● Rows from a dataset
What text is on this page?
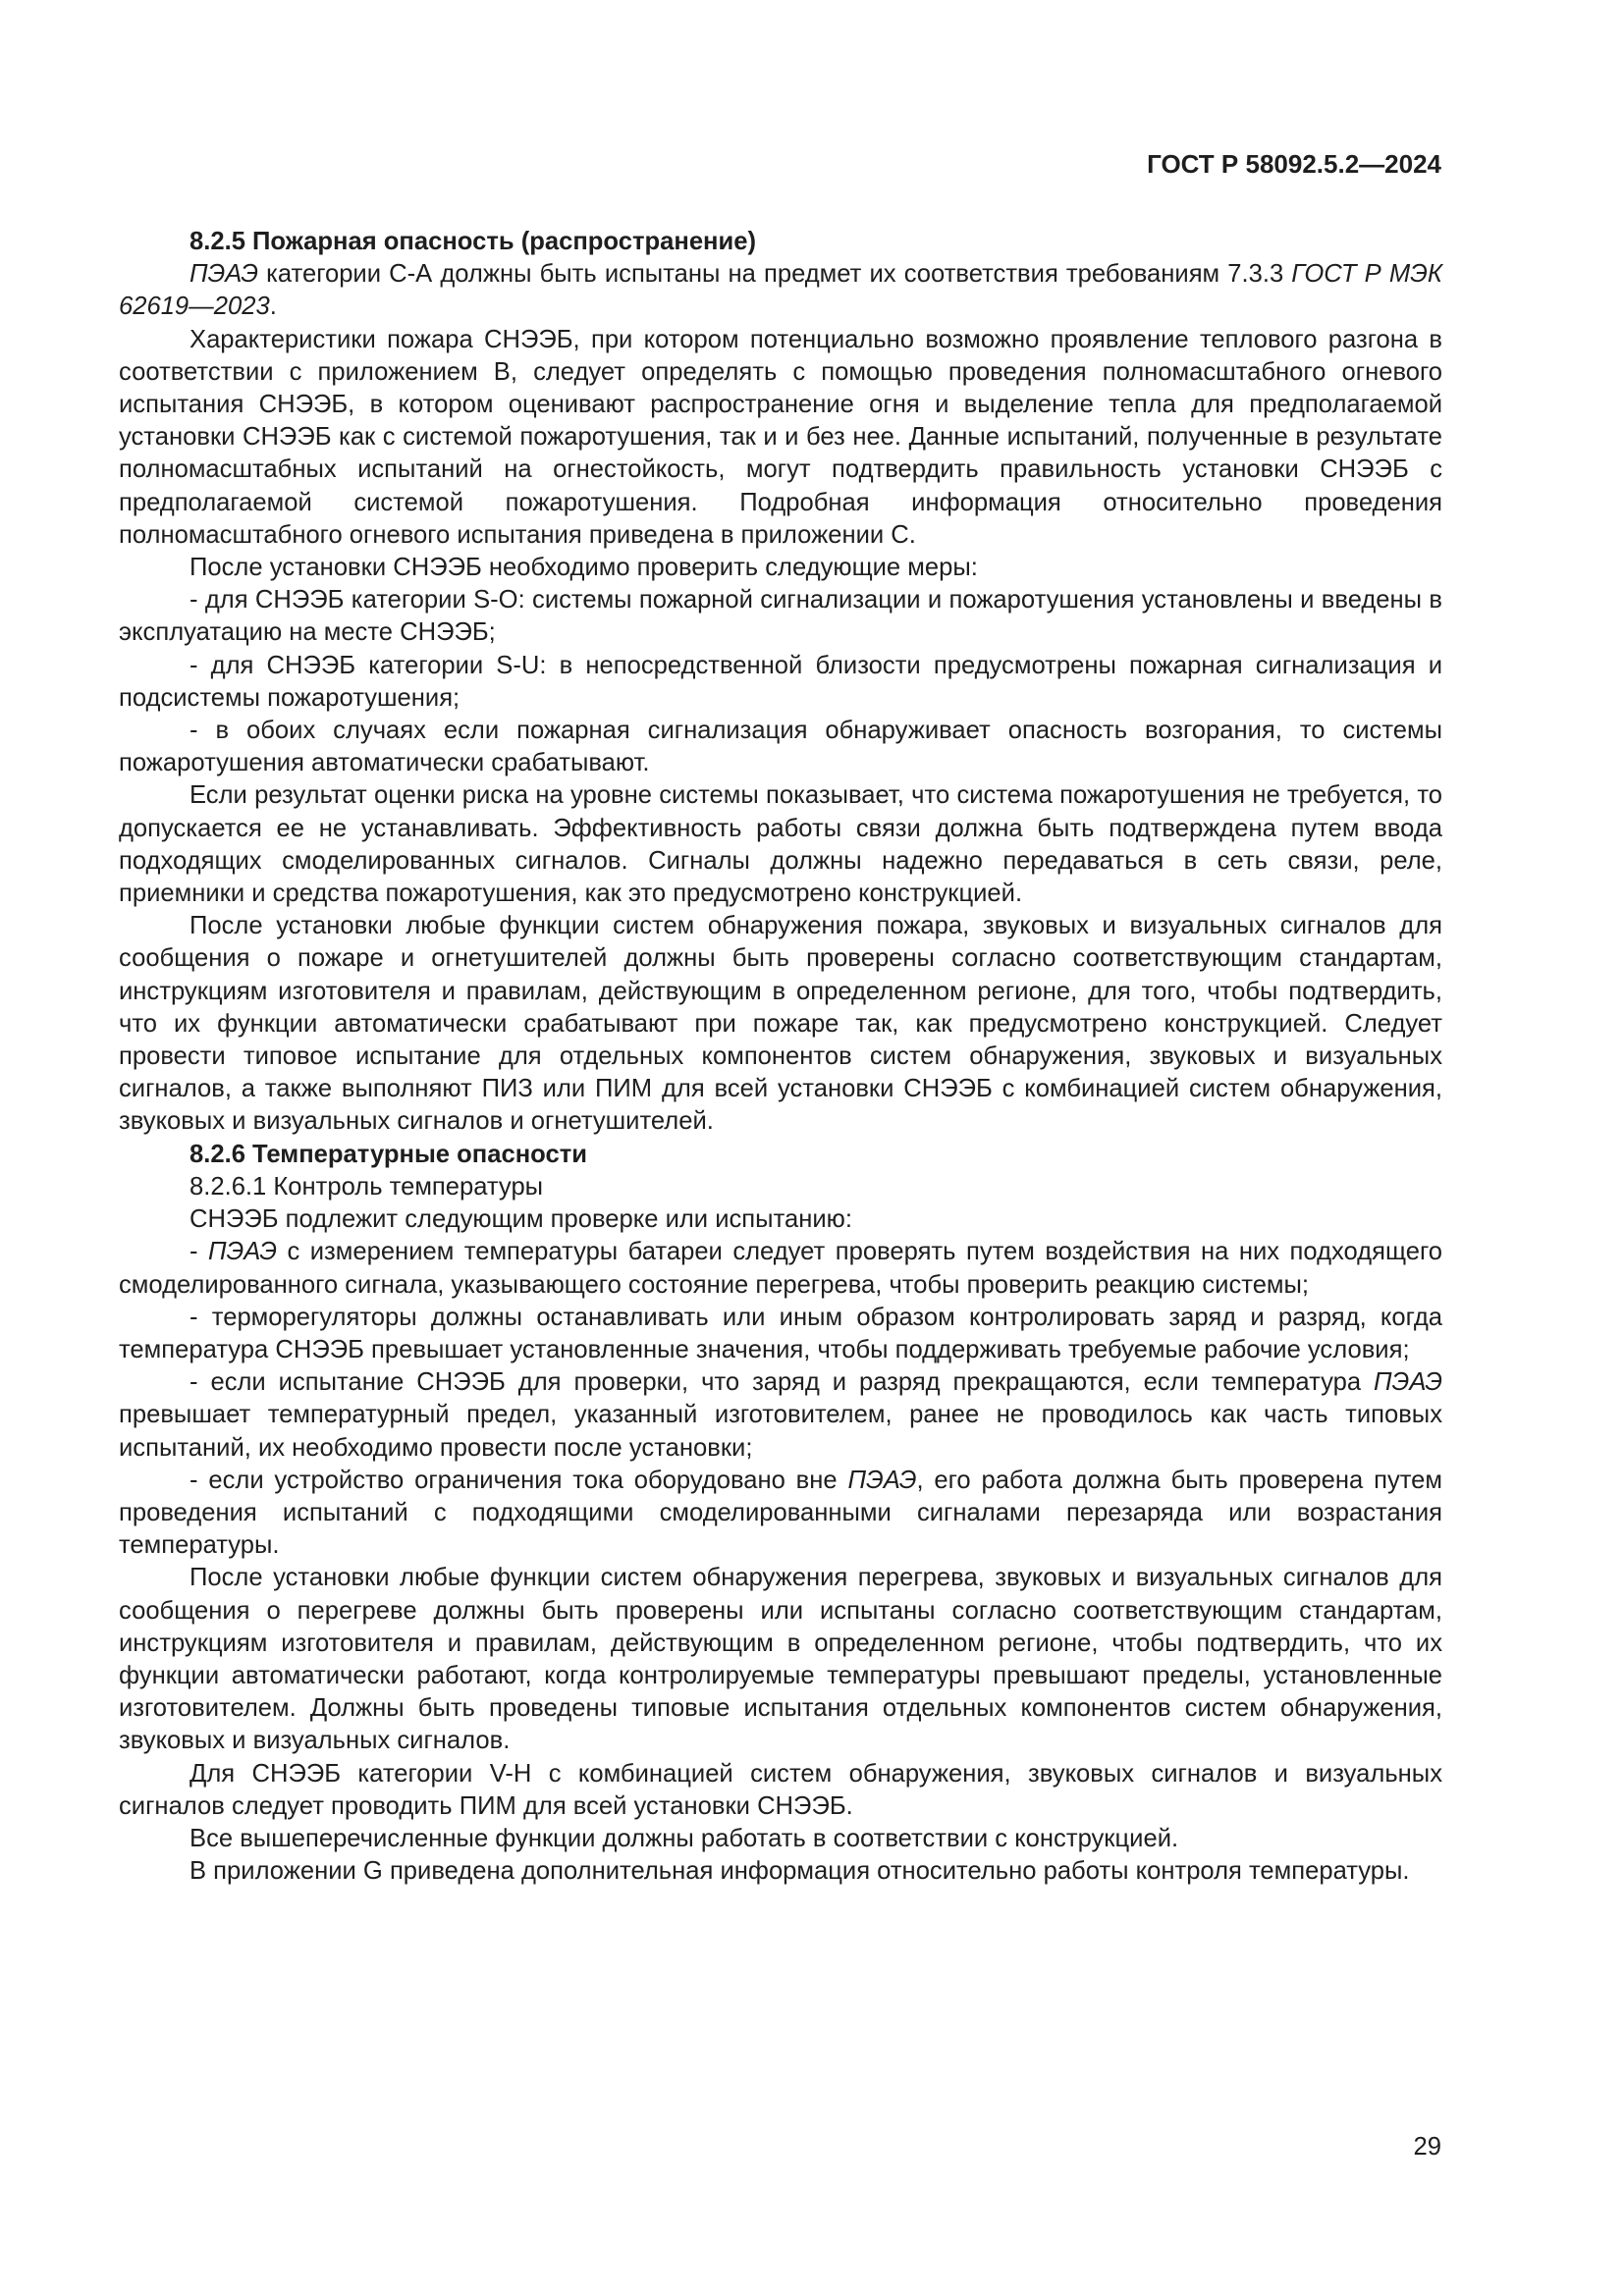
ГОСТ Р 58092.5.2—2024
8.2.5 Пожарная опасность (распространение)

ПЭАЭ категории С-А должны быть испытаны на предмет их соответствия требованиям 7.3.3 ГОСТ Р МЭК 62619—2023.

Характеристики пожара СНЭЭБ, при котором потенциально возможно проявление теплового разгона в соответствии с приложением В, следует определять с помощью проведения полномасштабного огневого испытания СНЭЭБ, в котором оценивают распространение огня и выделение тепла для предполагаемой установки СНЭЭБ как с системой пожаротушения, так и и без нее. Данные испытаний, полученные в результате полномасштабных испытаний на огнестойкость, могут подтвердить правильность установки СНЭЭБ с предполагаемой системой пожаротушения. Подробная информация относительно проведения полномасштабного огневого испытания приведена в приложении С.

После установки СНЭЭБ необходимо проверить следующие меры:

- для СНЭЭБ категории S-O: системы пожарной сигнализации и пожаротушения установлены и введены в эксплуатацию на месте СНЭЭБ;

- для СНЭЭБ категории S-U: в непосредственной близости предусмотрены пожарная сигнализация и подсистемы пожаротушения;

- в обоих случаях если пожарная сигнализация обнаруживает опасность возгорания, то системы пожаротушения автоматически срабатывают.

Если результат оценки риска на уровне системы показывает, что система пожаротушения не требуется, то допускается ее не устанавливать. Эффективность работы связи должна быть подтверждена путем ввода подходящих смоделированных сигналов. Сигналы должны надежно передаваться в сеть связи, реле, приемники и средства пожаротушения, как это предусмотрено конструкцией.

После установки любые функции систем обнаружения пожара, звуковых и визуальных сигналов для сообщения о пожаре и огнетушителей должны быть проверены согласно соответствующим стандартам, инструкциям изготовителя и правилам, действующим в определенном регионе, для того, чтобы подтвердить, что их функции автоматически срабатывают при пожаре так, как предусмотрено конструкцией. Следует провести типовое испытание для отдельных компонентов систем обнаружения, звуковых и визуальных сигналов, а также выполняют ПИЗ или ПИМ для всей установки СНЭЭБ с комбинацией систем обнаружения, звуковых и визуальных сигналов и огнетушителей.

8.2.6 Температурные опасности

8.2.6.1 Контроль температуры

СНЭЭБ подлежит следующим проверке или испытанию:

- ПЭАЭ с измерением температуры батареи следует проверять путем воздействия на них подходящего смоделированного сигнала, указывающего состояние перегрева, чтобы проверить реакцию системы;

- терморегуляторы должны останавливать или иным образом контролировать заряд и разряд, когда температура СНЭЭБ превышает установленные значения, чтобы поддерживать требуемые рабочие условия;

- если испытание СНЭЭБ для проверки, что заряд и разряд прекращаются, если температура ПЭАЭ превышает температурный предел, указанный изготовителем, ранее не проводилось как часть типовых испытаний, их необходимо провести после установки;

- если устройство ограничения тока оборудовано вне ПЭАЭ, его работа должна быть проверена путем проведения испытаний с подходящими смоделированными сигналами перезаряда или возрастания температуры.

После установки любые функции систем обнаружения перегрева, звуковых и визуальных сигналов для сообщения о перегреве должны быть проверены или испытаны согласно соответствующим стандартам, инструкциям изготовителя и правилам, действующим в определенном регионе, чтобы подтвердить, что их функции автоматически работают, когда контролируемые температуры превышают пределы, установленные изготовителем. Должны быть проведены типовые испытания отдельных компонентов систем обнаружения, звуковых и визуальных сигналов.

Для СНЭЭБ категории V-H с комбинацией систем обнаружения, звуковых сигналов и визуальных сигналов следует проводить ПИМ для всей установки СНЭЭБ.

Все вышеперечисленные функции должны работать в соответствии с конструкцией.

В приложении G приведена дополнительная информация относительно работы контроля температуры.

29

● TASK PROMPT
Give only a number: how many lines of the data hold the string "сигнализация"?

● EXPECTED OUTPUT
2